#### Task instructions
Select all lines with the string "true" in them, and copy those lines.
— Start of Entries shown —
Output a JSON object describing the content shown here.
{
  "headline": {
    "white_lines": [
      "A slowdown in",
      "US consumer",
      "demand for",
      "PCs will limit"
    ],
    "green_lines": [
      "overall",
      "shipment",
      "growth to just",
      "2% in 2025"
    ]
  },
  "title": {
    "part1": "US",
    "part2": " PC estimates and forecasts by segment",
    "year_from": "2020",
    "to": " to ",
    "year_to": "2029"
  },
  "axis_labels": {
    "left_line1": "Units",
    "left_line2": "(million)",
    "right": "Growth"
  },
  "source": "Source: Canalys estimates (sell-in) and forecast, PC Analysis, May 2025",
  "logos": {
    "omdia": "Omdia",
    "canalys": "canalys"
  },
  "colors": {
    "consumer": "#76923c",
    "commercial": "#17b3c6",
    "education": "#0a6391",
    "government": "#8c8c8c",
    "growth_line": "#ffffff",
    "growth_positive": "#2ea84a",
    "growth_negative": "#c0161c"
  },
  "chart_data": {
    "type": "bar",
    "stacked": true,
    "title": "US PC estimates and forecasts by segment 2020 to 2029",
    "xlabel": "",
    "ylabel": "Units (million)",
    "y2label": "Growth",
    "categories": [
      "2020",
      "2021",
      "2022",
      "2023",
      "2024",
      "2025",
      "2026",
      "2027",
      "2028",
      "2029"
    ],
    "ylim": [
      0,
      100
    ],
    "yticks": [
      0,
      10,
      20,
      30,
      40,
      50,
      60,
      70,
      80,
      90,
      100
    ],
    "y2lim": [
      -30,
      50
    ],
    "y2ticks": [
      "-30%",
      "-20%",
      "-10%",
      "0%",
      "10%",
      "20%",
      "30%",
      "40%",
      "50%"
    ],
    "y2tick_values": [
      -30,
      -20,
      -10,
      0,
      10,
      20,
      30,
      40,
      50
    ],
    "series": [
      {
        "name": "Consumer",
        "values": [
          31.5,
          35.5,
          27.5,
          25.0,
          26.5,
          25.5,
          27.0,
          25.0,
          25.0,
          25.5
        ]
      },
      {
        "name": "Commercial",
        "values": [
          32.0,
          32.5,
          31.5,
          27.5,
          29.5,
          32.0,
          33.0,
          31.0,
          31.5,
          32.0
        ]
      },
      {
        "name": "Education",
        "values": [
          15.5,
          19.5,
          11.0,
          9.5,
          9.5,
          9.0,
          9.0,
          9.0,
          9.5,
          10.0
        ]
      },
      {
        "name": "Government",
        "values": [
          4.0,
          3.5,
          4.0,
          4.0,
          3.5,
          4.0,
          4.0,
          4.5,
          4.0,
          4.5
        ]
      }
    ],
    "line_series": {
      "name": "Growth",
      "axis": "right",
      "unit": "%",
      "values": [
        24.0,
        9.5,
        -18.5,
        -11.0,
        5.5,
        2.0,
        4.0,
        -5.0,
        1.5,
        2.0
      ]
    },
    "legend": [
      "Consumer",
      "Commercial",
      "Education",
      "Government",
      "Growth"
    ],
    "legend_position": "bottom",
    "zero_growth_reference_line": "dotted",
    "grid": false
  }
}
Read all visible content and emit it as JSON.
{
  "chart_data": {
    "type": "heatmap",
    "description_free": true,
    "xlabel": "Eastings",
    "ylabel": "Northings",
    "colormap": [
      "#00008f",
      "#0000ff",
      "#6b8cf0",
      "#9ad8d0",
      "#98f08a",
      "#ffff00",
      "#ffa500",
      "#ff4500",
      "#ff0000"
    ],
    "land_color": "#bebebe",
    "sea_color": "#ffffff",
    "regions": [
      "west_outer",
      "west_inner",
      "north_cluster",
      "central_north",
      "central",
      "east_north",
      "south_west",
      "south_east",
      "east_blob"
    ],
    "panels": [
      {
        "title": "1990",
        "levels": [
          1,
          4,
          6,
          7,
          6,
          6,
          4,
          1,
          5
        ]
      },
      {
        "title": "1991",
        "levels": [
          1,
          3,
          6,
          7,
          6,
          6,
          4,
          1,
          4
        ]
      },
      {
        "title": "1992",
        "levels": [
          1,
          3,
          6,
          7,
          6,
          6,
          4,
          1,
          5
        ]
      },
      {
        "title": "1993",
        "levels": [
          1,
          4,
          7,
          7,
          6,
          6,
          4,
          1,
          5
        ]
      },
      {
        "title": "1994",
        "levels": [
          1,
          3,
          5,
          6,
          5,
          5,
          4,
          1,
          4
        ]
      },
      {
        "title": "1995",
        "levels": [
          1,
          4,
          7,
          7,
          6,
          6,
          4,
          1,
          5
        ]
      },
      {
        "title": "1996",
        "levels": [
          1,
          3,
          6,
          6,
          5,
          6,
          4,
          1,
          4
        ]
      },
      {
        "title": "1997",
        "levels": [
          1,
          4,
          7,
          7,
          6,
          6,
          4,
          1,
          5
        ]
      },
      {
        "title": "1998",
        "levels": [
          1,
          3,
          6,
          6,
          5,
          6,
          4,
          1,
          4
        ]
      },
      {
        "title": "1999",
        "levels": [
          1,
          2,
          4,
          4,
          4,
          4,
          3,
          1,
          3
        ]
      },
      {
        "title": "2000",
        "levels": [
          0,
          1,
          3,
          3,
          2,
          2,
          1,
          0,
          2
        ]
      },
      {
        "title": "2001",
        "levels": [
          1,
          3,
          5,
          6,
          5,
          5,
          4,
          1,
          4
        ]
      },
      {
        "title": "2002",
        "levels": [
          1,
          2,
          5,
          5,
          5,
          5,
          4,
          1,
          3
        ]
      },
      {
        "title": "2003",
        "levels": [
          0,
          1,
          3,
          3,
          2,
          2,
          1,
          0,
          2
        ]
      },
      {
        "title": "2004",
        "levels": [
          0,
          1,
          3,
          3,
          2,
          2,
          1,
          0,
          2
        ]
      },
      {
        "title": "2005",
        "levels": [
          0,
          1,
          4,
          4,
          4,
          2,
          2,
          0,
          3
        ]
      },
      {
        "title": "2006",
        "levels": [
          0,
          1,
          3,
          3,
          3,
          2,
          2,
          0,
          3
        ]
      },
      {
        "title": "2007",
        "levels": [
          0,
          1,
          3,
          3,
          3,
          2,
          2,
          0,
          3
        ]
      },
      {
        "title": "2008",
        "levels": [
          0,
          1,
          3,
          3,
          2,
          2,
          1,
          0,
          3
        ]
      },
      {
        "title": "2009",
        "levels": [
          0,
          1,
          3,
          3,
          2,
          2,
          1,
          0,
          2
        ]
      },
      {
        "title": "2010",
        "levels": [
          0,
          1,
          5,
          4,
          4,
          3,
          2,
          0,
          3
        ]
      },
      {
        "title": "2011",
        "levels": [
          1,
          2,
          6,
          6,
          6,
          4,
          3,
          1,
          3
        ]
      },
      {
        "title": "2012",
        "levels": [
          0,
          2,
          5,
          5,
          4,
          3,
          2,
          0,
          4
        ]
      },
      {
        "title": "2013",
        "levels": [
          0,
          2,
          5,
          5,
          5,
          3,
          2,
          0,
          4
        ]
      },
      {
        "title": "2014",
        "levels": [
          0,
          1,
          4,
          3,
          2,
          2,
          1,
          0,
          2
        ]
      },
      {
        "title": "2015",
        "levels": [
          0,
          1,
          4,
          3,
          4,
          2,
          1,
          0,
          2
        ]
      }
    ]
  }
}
— End of Entries shown —
#### Answer for the task
    "stacked": true,
    "description_free": true,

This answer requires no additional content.